**Task prompt**:
Check each line of the records below for the string "JSON", then state how many lines contain it, with no other output.

**Available records**:
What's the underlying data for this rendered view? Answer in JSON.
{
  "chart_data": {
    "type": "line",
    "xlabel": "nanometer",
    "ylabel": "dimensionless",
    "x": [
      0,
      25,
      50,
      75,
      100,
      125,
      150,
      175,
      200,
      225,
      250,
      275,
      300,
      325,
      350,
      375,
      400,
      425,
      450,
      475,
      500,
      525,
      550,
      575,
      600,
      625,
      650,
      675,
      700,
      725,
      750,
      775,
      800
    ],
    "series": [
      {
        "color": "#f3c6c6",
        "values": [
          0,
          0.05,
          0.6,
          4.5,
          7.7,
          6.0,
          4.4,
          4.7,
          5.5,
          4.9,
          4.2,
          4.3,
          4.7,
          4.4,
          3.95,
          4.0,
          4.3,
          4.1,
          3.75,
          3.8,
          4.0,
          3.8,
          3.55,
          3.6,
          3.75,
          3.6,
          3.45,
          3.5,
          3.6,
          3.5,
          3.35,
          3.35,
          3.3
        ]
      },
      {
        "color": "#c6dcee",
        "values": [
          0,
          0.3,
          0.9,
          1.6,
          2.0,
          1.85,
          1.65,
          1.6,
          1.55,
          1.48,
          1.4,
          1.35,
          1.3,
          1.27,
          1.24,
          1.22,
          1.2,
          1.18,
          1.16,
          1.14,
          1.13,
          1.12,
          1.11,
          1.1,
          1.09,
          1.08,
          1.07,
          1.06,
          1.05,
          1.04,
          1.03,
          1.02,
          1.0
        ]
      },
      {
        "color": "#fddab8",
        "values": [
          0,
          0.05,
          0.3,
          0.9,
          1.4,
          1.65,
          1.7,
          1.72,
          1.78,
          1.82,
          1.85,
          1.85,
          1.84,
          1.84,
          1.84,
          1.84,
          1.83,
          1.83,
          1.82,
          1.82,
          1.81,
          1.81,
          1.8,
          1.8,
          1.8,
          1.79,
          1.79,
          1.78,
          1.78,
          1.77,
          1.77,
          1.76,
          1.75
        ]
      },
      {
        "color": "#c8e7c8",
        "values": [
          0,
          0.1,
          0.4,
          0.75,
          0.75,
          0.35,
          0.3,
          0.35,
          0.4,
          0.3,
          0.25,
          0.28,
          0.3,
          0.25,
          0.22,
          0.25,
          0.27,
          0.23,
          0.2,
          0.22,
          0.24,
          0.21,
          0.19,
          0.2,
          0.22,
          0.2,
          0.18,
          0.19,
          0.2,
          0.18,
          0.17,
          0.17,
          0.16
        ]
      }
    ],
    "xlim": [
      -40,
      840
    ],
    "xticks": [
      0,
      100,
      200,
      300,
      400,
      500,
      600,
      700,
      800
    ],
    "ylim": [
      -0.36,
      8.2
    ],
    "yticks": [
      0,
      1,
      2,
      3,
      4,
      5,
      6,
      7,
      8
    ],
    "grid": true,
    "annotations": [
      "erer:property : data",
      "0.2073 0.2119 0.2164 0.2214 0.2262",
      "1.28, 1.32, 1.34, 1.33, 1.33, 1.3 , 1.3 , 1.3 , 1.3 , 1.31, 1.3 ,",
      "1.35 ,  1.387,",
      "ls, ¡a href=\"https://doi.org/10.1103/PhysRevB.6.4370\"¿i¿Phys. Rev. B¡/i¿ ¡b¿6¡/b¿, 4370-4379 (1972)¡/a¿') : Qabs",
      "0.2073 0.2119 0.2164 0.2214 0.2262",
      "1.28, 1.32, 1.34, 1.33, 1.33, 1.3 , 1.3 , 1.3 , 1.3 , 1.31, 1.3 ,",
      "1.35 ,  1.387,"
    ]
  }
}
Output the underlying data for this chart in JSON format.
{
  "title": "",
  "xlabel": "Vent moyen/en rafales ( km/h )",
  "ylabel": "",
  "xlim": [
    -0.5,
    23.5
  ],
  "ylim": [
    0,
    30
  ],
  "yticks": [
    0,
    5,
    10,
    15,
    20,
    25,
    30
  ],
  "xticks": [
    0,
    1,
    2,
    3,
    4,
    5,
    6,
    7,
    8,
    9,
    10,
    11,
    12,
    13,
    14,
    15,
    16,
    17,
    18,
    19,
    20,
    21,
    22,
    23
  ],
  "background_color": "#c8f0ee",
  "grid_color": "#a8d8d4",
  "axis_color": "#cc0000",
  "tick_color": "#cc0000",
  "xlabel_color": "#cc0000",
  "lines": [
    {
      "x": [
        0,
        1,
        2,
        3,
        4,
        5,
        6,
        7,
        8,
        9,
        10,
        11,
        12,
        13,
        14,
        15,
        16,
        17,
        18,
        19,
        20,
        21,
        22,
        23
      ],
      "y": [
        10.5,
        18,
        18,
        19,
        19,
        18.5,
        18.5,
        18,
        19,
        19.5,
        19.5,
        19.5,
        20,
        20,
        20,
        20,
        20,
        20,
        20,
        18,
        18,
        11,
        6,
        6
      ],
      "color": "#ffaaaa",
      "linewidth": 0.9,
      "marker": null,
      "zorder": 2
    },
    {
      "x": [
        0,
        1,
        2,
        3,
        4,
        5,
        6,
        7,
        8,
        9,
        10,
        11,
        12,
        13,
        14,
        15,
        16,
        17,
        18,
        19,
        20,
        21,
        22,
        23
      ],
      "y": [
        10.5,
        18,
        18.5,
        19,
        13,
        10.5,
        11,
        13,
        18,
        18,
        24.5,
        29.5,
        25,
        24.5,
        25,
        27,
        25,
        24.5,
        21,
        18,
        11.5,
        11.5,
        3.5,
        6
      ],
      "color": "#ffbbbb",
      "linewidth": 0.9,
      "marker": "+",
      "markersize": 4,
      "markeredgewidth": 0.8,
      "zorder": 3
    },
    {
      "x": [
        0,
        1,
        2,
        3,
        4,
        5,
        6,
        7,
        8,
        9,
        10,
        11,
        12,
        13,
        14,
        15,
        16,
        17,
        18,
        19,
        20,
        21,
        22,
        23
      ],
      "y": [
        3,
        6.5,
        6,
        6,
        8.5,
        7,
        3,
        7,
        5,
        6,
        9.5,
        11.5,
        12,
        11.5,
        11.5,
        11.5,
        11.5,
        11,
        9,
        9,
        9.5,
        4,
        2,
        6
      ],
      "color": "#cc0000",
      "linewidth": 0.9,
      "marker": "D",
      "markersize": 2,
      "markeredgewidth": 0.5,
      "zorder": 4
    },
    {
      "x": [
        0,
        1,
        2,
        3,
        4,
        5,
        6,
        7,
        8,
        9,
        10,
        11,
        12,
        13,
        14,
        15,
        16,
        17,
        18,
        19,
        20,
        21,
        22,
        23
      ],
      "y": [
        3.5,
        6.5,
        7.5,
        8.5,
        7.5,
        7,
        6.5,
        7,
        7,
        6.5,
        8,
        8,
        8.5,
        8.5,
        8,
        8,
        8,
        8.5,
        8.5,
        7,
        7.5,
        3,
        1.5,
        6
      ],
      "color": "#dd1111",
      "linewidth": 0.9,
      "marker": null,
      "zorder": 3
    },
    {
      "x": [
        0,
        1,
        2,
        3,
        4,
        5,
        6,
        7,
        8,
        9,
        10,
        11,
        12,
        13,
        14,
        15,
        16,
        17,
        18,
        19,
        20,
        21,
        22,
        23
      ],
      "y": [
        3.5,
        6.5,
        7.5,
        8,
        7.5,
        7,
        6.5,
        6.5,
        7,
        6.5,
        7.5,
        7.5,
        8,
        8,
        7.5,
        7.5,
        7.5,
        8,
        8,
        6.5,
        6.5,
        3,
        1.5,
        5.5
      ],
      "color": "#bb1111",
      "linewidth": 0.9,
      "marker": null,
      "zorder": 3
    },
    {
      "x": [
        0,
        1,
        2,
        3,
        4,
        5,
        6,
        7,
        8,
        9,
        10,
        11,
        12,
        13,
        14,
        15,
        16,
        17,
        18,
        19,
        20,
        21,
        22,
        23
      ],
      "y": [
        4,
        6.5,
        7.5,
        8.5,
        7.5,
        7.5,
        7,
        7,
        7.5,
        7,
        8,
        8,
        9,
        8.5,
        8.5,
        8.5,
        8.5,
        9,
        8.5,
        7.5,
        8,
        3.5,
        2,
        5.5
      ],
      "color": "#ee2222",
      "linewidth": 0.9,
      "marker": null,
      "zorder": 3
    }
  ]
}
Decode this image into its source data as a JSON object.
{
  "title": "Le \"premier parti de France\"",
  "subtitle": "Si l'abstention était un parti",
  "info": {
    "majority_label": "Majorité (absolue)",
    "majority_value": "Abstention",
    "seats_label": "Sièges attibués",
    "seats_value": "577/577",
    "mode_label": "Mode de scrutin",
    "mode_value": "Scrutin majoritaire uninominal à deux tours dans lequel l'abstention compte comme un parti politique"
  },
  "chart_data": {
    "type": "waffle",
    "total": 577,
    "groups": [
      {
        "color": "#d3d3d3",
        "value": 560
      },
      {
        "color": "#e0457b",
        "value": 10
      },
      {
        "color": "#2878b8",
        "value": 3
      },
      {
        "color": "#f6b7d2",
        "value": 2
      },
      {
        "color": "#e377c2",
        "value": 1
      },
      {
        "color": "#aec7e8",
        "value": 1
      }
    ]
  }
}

**Result below**:
3